> _DESCRIPTION OF THE TASK_
Where a line below holds the string "your", copy that line.

> _DATA EXCERPTS_

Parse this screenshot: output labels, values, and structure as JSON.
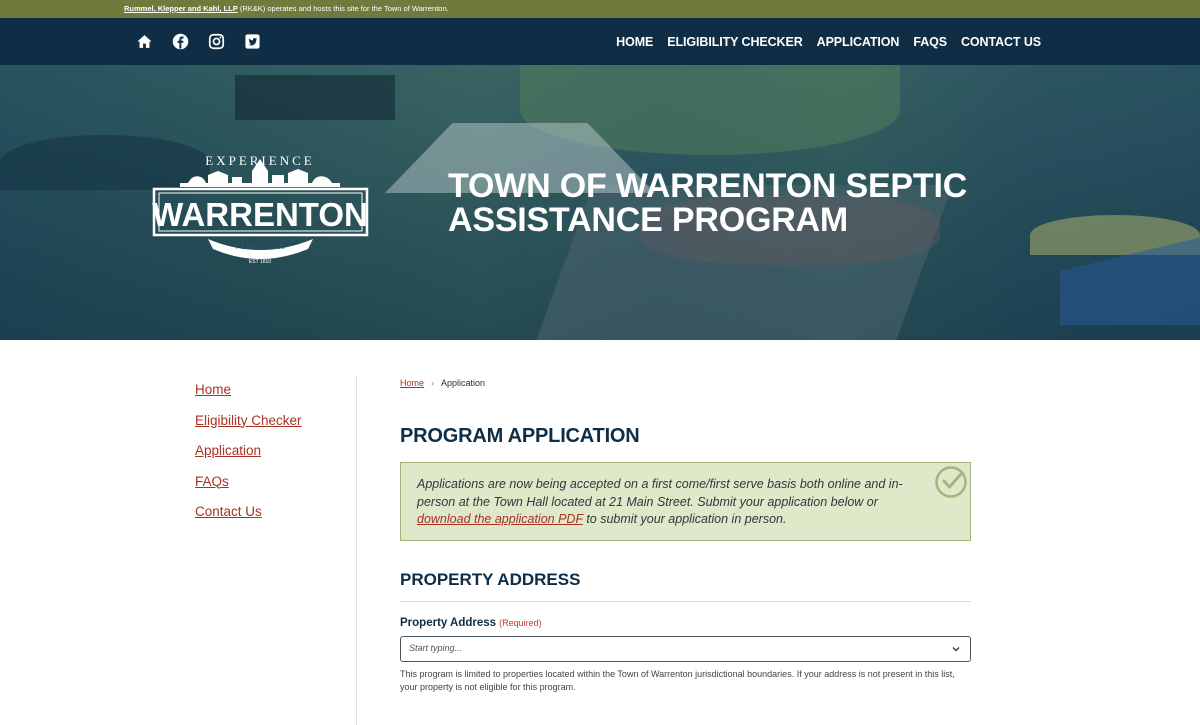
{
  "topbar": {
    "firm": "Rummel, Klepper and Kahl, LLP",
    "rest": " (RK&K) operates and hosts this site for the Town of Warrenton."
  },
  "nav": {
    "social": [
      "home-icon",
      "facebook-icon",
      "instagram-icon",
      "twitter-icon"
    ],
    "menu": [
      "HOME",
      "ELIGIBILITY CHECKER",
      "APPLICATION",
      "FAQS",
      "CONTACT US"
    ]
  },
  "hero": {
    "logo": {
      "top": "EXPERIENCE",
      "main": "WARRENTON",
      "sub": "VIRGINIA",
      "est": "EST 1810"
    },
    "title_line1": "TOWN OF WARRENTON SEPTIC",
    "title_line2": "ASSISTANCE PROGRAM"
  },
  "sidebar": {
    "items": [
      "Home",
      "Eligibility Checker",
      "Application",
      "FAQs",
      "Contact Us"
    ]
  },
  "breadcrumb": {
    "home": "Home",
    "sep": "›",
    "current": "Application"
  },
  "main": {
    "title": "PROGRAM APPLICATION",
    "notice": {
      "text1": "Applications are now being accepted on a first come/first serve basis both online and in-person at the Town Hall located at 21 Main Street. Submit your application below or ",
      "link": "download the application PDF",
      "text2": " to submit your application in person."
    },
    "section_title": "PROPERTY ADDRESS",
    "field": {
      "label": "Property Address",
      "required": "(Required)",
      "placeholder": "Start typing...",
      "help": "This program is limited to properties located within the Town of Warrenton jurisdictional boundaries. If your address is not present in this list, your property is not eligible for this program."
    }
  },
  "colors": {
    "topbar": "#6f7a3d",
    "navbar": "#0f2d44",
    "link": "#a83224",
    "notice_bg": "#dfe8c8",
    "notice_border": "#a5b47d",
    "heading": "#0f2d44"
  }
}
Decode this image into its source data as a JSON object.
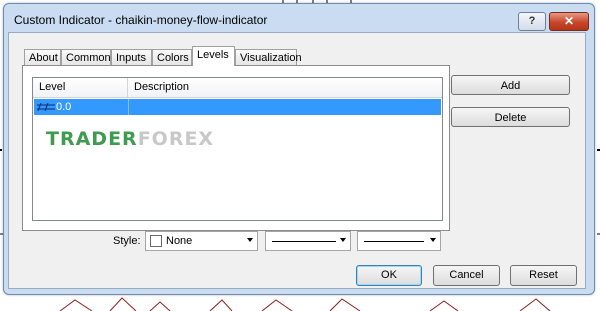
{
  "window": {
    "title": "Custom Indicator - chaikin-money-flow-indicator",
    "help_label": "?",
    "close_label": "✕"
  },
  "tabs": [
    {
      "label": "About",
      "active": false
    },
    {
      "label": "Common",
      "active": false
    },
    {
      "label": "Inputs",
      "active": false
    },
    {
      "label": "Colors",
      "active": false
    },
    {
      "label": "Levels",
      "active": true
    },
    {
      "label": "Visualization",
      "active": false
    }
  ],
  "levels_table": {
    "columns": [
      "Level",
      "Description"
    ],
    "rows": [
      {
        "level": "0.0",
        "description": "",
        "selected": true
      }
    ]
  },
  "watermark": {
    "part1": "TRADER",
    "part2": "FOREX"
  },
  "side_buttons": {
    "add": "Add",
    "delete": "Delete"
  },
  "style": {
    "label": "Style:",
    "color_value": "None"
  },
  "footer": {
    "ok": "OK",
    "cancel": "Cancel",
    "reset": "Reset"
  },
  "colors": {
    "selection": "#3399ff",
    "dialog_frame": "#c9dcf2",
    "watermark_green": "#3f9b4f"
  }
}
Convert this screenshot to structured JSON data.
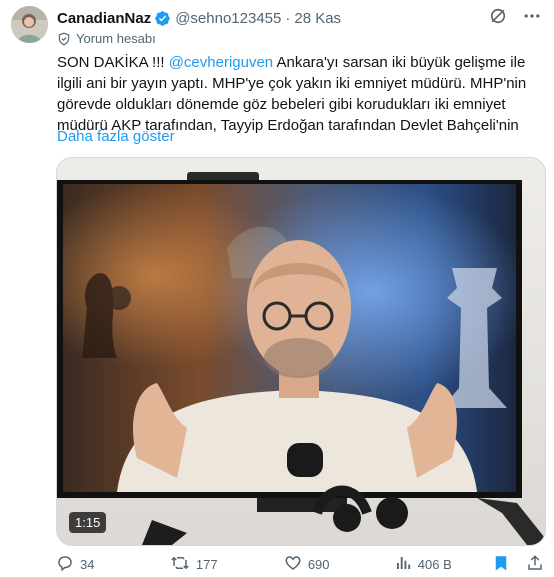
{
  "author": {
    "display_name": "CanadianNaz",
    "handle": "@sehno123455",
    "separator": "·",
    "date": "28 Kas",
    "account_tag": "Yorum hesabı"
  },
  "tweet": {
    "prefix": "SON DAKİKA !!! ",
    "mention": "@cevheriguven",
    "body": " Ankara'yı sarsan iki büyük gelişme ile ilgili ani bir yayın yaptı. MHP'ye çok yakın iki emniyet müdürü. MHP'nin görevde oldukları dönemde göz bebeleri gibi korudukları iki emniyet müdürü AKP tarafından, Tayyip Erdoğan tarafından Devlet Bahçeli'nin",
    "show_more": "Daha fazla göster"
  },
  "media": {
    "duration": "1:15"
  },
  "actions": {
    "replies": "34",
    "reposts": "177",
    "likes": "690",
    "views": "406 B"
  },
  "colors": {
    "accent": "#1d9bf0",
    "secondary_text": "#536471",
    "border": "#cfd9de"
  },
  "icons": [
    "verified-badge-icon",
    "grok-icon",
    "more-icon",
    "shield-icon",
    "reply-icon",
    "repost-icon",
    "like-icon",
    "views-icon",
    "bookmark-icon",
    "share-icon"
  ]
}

> _RESULT OF THIS EXERCISE_
      "text1": "Applications are now being accepted on a first come/first serve basis both online and in-person at the Town Hall located at 21 Main Street. Submit your application below or ",
      "text2": " to submit your application in person."
      "help": "This program is limited to properties located within the Town of Warrenton jurisdictional boundaries. If your address is not present in this list, your property is not eligible for this program."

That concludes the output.